:: Records for the task ::
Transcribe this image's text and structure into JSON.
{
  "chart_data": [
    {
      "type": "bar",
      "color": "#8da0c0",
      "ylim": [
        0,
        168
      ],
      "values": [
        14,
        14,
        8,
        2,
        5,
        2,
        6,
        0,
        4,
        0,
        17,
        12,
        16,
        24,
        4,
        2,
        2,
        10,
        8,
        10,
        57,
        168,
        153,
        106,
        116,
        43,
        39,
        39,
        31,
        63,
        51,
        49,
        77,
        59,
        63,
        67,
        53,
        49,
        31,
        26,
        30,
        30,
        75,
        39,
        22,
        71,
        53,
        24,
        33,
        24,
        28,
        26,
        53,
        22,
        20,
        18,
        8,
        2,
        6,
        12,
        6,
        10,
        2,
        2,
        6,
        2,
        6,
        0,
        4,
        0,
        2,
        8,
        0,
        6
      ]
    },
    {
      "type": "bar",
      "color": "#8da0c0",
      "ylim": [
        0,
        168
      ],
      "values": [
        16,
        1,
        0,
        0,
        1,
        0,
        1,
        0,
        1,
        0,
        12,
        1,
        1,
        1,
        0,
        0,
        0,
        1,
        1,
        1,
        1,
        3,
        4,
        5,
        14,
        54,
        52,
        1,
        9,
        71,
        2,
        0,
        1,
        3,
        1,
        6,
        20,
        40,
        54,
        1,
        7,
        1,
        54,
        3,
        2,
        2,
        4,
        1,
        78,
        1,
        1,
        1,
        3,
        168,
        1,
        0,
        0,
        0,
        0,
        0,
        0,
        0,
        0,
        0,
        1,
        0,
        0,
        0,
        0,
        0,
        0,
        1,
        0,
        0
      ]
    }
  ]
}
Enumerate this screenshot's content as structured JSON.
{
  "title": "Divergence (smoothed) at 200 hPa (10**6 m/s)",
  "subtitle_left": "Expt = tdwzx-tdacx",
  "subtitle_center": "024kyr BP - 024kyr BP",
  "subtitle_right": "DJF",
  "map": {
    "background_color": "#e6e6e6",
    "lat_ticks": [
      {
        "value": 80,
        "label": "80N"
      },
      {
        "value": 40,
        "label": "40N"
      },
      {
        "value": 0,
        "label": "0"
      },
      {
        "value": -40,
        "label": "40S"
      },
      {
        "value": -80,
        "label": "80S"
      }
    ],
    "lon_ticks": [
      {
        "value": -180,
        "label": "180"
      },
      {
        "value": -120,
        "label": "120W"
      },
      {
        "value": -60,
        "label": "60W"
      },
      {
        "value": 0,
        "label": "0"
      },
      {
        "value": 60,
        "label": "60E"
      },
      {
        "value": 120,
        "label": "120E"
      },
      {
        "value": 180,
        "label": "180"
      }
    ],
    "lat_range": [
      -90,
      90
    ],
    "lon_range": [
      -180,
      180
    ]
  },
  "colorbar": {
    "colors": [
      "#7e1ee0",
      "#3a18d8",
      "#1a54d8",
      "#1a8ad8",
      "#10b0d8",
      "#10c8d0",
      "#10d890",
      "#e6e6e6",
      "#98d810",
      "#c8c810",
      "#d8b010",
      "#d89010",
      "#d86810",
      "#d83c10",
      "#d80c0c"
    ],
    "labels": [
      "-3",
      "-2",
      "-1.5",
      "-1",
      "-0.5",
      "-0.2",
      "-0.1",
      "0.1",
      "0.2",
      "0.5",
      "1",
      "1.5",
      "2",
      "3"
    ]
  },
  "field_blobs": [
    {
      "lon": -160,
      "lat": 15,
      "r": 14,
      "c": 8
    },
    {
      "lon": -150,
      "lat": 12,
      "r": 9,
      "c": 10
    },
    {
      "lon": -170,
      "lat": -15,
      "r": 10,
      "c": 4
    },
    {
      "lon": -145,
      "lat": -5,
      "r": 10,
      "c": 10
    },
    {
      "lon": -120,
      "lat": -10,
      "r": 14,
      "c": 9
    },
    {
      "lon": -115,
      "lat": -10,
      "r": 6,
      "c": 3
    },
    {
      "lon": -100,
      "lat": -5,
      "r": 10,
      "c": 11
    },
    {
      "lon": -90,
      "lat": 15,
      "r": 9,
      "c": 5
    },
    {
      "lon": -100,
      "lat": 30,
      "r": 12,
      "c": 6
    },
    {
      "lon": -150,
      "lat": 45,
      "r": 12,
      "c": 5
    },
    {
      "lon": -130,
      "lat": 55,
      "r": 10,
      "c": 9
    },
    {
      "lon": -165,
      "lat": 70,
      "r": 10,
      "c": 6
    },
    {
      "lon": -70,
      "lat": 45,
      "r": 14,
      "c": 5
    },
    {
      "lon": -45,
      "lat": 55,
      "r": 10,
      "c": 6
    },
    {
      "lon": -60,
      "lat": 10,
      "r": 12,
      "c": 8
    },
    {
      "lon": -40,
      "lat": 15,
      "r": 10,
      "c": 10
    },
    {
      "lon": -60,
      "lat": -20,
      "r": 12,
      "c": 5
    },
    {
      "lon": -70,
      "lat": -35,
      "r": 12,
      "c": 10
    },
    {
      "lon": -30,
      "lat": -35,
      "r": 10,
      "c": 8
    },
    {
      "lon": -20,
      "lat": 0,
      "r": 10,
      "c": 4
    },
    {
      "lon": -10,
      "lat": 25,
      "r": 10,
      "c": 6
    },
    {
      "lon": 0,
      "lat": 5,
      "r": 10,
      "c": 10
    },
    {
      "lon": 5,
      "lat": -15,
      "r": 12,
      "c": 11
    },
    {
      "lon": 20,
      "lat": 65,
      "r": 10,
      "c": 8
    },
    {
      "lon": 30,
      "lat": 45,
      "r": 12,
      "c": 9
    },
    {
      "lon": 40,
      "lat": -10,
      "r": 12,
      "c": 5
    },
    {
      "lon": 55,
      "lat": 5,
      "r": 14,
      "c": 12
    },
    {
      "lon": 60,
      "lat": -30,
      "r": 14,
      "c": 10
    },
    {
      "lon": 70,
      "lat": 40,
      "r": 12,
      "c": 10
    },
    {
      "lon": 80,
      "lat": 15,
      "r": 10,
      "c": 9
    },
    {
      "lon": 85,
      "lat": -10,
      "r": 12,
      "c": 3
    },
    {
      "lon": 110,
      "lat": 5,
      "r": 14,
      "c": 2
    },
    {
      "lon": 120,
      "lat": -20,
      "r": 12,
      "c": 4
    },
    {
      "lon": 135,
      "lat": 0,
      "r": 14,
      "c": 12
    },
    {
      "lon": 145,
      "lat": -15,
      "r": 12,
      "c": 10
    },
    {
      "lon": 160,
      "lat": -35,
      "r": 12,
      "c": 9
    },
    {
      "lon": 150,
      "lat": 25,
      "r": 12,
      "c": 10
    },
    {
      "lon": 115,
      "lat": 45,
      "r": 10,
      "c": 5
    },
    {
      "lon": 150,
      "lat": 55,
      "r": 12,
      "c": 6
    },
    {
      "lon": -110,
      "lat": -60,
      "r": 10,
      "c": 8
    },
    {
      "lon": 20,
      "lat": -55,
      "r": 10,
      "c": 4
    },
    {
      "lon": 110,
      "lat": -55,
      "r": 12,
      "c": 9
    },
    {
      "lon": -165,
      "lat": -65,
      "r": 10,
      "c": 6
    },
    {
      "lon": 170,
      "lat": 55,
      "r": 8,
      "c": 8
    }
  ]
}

:: Your goal ::
Scan the material and collect every line that contains "this".

:: Full output ::
Transcribe this image's text and structure into JSON.
Enumerate this screenshot's content as structured JSON.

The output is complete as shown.